**WHAT THE TASK REQUIRES**
Filter the lines below, copying only those with the string "fried".

[Saved data entries]
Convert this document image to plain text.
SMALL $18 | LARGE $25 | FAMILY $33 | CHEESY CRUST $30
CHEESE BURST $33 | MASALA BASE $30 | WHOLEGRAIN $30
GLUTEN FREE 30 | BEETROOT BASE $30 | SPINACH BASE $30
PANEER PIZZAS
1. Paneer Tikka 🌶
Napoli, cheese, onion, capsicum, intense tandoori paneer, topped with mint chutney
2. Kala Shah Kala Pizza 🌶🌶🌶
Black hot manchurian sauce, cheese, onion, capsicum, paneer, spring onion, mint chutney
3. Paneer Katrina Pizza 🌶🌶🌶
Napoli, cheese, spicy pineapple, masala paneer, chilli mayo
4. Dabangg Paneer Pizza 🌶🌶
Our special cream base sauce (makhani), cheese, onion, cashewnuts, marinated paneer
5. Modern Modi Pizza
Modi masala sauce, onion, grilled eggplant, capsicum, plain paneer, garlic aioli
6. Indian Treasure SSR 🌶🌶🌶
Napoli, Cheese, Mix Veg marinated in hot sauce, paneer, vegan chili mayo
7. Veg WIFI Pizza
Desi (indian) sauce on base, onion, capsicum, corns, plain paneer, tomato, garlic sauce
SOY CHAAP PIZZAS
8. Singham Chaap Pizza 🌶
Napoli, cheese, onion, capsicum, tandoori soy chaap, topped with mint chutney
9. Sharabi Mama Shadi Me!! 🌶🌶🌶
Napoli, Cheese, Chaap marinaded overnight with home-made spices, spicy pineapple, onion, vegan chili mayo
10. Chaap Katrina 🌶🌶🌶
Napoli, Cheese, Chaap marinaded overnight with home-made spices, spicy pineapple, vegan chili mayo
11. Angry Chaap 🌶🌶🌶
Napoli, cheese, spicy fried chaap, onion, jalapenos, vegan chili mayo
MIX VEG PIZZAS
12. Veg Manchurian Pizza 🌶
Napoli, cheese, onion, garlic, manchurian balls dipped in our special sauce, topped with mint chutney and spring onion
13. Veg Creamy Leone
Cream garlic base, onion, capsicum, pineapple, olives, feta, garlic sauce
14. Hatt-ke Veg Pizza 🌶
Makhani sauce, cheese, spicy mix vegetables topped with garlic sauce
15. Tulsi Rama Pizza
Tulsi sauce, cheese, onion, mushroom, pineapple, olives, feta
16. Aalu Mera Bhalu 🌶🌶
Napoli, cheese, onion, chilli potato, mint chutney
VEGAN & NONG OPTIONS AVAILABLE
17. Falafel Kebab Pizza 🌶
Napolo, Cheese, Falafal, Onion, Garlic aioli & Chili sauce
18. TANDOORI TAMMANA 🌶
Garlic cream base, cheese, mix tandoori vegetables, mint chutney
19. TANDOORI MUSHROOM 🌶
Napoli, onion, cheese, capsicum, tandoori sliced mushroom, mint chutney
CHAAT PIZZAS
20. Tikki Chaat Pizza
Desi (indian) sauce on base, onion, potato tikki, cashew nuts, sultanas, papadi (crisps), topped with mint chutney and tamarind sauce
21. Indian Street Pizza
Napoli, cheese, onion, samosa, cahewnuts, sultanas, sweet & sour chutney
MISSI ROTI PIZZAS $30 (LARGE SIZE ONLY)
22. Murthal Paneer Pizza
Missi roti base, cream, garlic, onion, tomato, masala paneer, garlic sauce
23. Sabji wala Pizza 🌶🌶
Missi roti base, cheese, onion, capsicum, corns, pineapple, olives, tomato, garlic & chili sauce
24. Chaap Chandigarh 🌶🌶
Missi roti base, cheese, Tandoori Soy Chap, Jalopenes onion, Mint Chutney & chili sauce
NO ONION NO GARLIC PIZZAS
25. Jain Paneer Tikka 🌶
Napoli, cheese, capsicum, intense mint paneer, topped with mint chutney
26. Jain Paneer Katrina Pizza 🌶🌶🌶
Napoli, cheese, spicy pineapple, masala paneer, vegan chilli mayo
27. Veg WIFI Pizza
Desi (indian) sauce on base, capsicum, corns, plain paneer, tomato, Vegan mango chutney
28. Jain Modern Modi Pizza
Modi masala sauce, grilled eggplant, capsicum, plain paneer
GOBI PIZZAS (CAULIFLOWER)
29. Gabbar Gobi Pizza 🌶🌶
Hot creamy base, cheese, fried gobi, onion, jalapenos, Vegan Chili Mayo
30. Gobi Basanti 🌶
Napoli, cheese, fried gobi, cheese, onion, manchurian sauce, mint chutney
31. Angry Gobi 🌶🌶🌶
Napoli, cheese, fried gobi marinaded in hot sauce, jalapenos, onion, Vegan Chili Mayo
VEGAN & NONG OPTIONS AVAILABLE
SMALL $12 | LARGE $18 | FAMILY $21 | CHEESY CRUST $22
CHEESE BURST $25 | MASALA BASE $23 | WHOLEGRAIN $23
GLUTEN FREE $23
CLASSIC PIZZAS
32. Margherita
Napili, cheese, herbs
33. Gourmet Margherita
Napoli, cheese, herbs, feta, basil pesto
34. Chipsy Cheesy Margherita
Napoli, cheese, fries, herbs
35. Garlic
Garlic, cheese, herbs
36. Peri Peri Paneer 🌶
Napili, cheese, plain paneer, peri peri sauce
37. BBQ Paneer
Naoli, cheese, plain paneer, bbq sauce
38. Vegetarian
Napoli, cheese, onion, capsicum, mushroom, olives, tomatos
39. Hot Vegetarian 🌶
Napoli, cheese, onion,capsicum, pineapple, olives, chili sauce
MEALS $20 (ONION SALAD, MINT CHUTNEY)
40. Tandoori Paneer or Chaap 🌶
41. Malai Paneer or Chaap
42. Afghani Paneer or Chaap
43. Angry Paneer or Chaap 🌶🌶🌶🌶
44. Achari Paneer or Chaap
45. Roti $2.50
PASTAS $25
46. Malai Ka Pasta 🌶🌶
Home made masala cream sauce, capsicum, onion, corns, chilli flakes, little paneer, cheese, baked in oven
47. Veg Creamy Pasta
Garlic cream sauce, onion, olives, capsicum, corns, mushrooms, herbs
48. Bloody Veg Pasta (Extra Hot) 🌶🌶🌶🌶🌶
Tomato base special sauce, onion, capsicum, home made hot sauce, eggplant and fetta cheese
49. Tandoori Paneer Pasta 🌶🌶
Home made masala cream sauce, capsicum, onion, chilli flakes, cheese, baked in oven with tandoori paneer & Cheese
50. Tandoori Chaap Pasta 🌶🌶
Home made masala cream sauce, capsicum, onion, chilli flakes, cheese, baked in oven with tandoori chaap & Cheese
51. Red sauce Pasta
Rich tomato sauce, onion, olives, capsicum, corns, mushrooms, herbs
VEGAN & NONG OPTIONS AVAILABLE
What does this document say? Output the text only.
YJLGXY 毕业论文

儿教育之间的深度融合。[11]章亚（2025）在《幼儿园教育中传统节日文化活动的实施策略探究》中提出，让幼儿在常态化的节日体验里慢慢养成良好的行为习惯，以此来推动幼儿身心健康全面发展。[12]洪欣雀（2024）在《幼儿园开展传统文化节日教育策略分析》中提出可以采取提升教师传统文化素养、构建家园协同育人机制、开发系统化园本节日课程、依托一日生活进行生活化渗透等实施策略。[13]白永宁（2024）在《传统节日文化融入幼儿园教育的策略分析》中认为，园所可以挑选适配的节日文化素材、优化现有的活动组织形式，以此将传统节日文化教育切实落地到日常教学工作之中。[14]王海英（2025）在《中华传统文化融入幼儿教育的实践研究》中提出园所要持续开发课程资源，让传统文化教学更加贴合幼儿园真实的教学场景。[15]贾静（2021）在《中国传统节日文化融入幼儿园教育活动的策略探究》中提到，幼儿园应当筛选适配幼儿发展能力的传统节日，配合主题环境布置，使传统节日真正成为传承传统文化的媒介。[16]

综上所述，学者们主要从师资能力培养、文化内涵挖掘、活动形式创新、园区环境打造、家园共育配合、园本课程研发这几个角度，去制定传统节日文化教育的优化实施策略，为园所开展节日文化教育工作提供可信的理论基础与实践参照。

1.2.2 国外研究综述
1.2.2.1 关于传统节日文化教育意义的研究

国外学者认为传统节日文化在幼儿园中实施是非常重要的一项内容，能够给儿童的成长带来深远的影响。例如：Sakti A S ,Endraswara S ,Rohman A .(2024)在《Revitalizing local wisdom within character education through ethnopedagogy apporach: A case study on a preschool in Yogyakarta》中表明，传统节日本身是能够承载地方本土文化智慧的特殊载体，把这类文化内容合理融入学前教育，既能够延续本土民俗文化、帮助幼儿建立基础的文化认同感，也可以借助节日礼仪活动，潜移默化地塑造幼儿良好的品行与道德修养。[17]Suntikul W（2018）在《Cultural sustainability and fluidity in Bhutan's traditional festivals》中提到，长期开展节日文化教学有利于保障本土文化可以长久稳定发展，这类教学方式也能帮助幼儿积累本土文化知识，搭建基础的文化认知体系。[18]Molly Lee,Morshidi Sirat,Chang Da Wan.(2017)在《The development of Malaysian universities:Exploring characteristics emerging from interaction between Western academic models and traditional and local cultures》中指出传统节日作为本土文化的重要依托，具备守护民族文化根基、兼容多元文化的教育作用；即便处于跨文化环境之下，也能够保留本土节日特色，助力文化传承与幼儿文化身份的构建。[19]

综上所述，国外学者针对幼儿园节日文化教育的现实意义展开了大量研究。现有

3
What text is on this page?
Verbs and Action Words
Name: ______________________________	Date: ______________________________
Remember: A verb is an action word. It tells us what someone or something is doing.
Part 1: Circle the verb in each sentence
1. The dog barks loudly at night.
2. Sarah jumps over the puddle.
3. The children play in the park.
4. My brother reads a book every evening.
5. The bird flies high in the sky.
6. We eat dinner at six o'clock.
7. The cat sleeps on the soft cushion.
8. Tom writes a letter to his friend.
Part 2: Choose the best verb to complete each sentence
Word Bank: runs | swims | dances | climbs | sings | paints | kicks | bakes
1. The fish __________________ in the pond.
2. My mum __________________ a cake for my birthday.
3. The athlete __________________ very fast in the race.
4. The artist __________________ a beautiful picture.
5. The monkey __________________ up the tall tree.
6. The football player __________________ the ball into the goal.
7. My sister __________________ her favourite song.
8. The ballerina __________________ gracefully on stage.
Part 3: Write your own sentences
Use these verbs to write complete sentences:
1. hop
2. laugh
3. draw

**ANSWER TO THE PROBLEM**
Napoli, cheese, spicy fried chaap, onion, jalapenos, vegan chili mayo
Hot creamy base, cheese, fried gobi, onion, jalapenos, Vegan Chili Mayo
Napoli, cheese, fried gobi, cheese, onion, manchurian sauce, mint chutney
Napoli, cheese, fried gobi marinaded in hot sauce, jalapenos, onion, Vegan Chili Mayo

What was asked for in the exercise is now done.